(Directions for this task): Your task is to quote the material that follows, in full and exactly.

[Begin Working data]

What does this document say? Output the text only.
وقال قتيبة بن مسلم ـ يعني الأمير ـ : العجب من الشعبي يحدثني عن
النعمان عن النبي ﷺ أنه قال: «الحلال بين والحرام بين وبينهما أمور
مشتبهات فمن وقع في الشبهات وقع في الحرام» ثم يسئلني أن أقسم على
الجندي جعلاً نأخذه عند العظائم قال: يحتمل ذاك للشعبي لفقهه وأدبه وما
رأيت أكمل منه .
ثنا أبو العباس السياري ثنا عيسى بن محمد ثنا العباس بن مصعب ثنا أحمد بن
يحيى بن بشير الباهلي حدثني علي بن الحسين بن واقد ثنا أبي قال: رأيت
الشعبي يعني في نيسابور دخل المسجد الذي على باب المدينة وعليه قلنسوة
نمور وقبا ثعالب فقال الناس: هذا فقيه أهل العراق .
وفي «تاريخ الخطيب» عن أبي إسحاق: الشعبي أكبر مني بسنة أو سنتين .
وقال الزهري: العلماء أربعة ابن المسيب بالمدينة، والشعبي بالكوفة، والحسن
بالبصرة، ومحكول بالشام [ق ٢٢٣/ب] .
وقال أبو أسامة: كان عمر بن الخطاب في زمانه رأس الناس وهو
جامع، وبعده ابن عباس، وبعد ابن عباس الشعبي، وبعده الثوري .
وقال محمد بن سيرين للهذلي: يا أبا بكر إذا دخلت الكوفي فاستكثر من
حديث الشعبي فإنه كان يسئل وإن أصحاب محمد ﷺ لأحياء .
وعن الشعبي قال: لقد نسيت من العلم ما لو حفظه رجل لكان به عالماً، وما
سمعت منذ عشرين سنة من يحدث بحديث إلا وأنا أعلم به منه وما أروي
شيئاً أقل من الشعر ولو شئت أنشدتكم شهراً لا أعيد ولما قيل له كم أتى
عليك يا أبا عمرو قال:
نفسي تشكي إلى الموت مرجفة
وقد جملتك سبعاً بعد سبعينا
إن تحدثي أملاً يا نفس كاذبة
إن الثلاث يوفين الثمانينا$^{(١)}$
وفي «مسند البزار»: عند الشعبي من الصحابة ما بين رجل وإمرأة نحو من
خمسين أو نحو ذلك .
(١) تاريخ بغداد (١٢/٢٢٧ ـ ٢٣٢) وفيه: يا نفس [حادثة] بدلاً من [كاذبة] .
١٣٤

[End Working data]

(Solution for this exercise):
What does this document say? Output the text only.
وقال قتيبة بن مسلم ـ يعني الأمير ـ : العجب من الشعبي يحدثني عن
النعمان عن النبي ﷺ أنه قال: «الحلال بين والحرام بين وبينهما أمور
مشتبهات فمن وقع في الشبهات وقع في الحرام» ثم يسئلني أن أقسم على
الجندي جعلاً نأخذه عند العظائم قال: يحتمل ذاك للشعبي لفقهه وأدبه وما
رأيت أكمل منه .
ثنا أبو العباس السياري ثنا عيسى بن محمد ثنا العباس بن مصعب ثنا أحمد بن
يحيى بن بشير الباهلي حدثني علي بن الحسين بن واقد ثنا أبي قال: رأيت
الشعبي يعني في نيسابور دخل المسجد الذي على باب المدينة وعليه قلنسوة
نمور وقبا ثعالب فقال الناس: هذا فقيه أهل العراق .
وفي «تاريخ الخطيب» عن أبي إسحاق: الشعبي أكبر مني بسنة أو سنتين .
وقال الزهري: العلماء أربعة ابن المسيب بالمدينة، والشعبي بالكوفة، والحسن
بالبصرة، ومحكول بالشام [ق ٢٢٣/ب] .
وقال أبو أسامة: كان عمر بن الخطاب في زمانه رأس الناس وهو
جامع، وبعده ابن عباس، وبعد ابن عباس الشعبي، وبعده الثوري .
وقال محمد بن سيرين للهذلي: يا أبا بكر إذا دخلت الكوفي فاستكثر من
حديث الشعبي فإنه كان يسئل وإن أصحاب محمد ﷺ لأحياء .
وعن الشعبي قال: لقد نسيت من العلم ما لو حفظه رجل لكان به عالماً، وما
سمعت منذ عشرين سنة من يحدث بحديث إلا وأنا أعلم به منه وما أروي
شيئاً أقل من الشعر ولو شئت أنشدتكم شهراً لا أعيد ولما قيل له كم أتى
عليك يا أبا عمرو قال:
نفسي تشكي إلى الموت مرجفة
وقد جملتك سبعاً بعد سبعينا
إن تحدثي أملاً يا نفس كاذبة
إن الثلاث يوفين الثمانينا$^{(١)}$
وفي «مسند البزار»: عند الشعبي من الصحابة ما بين رجل وإمرأة نحو من
خمسين أو نحو ذلك .
(١) تاريخ بغداد (١٢/٢٢٧ ـ ٢٣٢) وفيه: يا نفس [حادثة] بدلاً من [كاذبة] .
١٣٤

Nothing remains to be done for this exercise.